══ EXERCISE MATERIAL ══

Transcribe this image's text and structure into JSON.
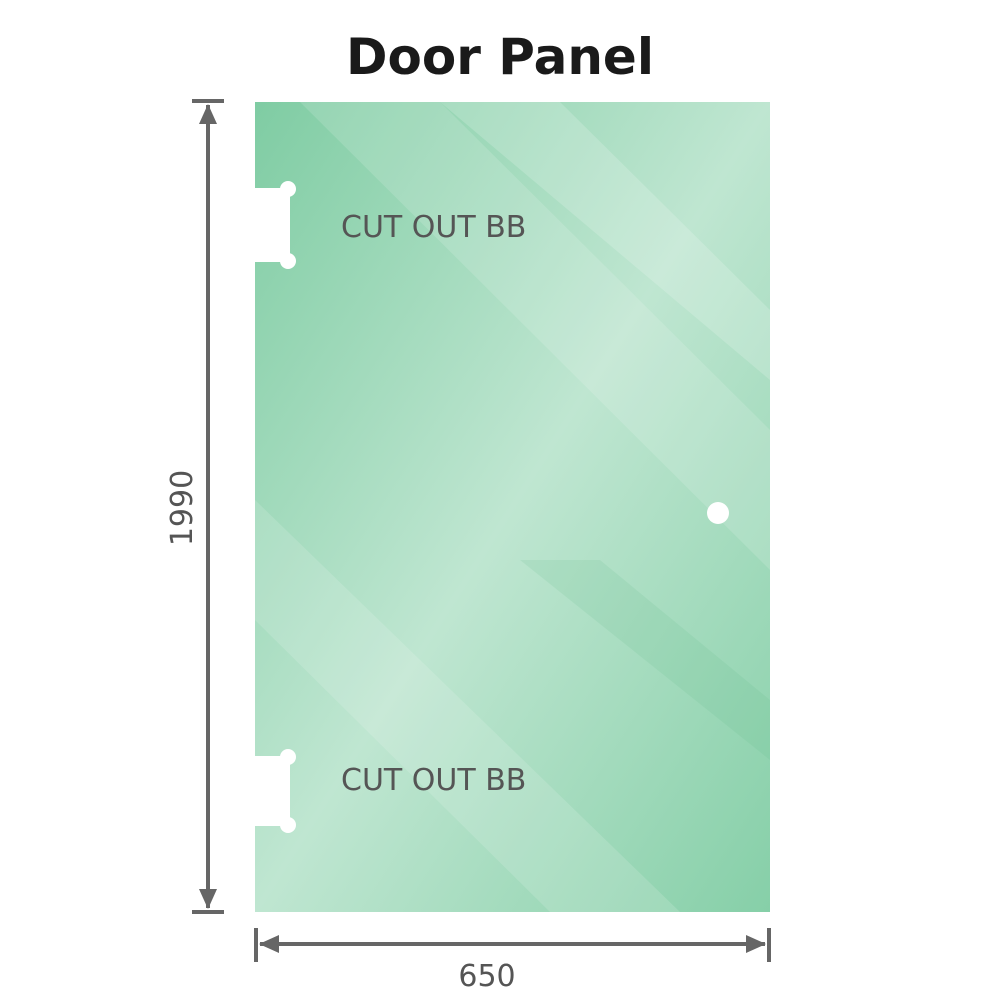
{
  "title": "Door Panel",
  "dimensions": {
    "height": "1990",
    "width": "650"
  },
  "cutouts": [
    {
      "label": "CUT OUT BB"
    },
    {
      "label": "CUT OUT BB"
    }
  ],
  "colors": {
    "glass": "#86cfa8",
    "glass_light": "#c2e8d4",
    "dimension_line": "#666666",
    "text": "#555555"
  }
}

═══

> EXERCISE REQUIREMENTS: Output all of the entries verbatim, leaving out any images.

> ANSWER TO THE TASK:
Transcribe this image's text and structure into JSON.
{
  "title": "Door Panel",
  "dimensions": {
    "height": "1990",
    "width": "650"
  },
  "cutouts": [
    {
      "label": "CUT OUT BB"
    },
    {
      "label": "CUT OUT BB"
    }
  ],
  "colors": {
    "glass": "#86cfa8",
    "glass_light": "#c2e8d4",
    "dimension_line": "#666666",
    "text": "#555555"
  }
}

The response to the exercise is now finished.